**Task statement**
From the listing, collect all lines containing the word "verscherpt".

--- start Listed entries ---

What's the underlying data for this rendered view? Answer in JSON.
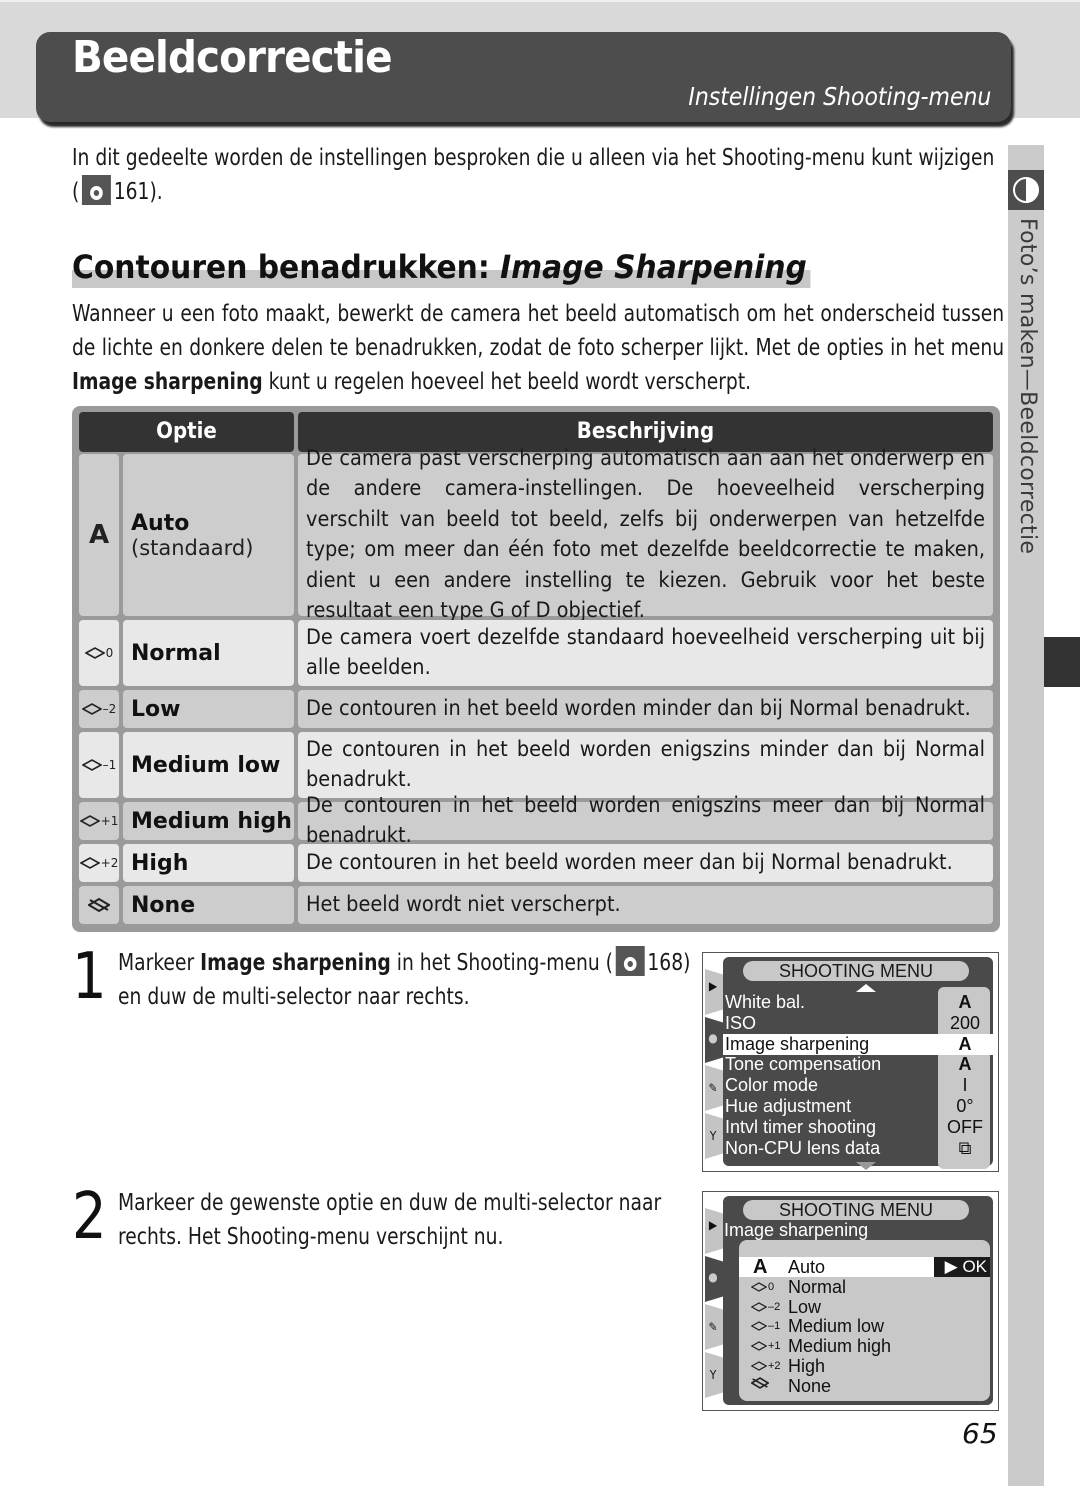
{
  "header": {
    "title": "Beeldcorrectie",
    "subtitle": "Instellingen Shooting-menu"
  },
  "side_tab": {
    "icon": "half-circle-contrast-icon",
    "label": "Foto’s maken—Beeldcorrectie"
  },
  "intro": {
    "text_before": "In dit gedeelte worden de instellingen besproken die u alleen via het Shooting-menu kunt wijzigen (",
    "ref_icon": "reference-eye-icon",
    "page_ref": "161",
    "text_after": ")."
  },
  "section": {
    "title_plain": "Contouren benadrukken: ",
    "title_italic": "Image Sharpening",
    "body_before": "Wanneer u een foto maakt, bewerkt de camera het beeld automatisch om het onderscheid tussen de lichte en donkere delen te benadrukken, zodat de foto scherper lijkt. Met de op­ties in het menu ",
    "body_bold": "Image sharpening",
    "body_after": " kunt u regelen hoeveel het beeld wordt verscherpt."
  },
  "table": {
    "headers": [
      "Optie",
      "Beschrijving"
    ],
    "rows": [
      {
        "icon": "A",
        "icon_name": "auto-a-icon",
        "name": "Auto",
        "sub": "(standaard)",
        "desc": "De camera past verscherping automatisch aan aan het onderwerp en de andere camera-instellingen. De hoeveelheid verscherping verschilt van beeld tot beeld, zelfs bij onderwerpen van hetzelfde type; om meer dan één foto met dezelfde beeldcorrectie te maken, dient u een andere instel­ling te kiezen. Gebruik voor het beste resultaat een type G of D objectief."
      },
      {
        "icon": "0",
        "icon_name": "sharpening-0-icon",
        "name": "Normal",
        "sub": "",
        "desc": "De camera voert dezelfde standaard hoeveelheid verscherping uit bij alle beelden."
      },
      {
        "icon": "–2",
        "icon_name": "sharpening-minus2-icon",
        "name": "Low",
        "sub": "",
        "desc": "De contouren in het beeld worden minder dan bij Normal benadrukt."
      },
      {
        "icon": "–1",
        "icon_name": "sharpening-minus1-icon",
        "name": "Medium low",
        "sub": "",
        "desc": "De contouren in het beeld worden enigszins minder dan bij Normal benadrukt."
      },
      {
        "icon": "+1",
        "icon_name": "sharpening-plus1-icon",
        "name": "Medium high",
        "sub": "",
        "desc": "De contouren in het beeld worden enigszins meer dan bij Normal benadrukt."
      },
      {
        "icon": "+2",
        "icon_name": "sharpening-plus2-icon",
        "name": "High",
        "sub": "",
        "desc": "De contouren in het beeld worden meer dan bij Normal benadrukt."
      },
      {
        "icon": "",
        "icon_name": "sharpening-none-icon",
        "name": "None",
        "sub": "",
        "desc": "Het beeld wordt niet verscherpt."
      }
    ]
  },
  "steps": [
    {
      "number": "1",
      "text_before": "Markeer ",
      "bold": "Image sharpening",
      "text_mid": " in het Shooting-menu (",
      "page_ref": "168",
      "text_after": ") en duw de multi-selector naar rechts."
    },
    {
      "number": "2",
      "text": "Markeer de gewenste optie en duw de multi-selec­tor naar rechts. Het Shooting-menu verschijnt nu."
    }
  ],
  "lcd1": {
    "header": "SHOOTING MENU",
    "items": [
      {
        "label": "White bal.",
        "value": "A"
      },
      {
        "label": "ISO",
        "value": "200"
      },
      {
        "label": "Image sharpening",
        "value": "A",
        "selected": true
      },
      {
        "label": "Tone compensation",
        "value": "A"
      },
      {
        "label": "Color mode",
        "value": "I"
      },
      {
        "label": "Hue adjustment",
        "value": "0°"
      },
      {
        "label": "Intvl timer shooting",
        "value": "OFF"
      },
      {
        "label": "Non-CPU lens data",
        "value": "⧉"
      }
    ],
    "rail_icons": [
      "playback-icon",
      "camera-icon",
      "pencil-icon",
      "wrench-icon"
    ]
  },
  "lcd2": {
    "header": "SHOOTING MENU",
    "subtitle": "Image sharpening",
    "ok_label": "▶ OK",
    "options": [
      {
        "icon": "A",
        "label": "Auto",
        "selected": true
      },
      {
        "icon": "0",
        "label": "Normal"
      },
      {
        "icon": "–2",
        "label": "Low"
      },
      {
        "icon": "–1",
        "label": "Medium low"
      },
      {
        "icon": "+1",
        "label": "Medium high"
      },
      {
        "icon": "+2",
        "label": "High"
      },
      {
        "icon": "",
        "label": "None"
      }
    ]
  },
  "page_number": "65"
}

--- end Listed entries ---

**Solution**
    "body_after": " kunt u regelen hoeveel het beeld wordt verscherpt."
        "desc": "Het beeld wordt niet verscherpt."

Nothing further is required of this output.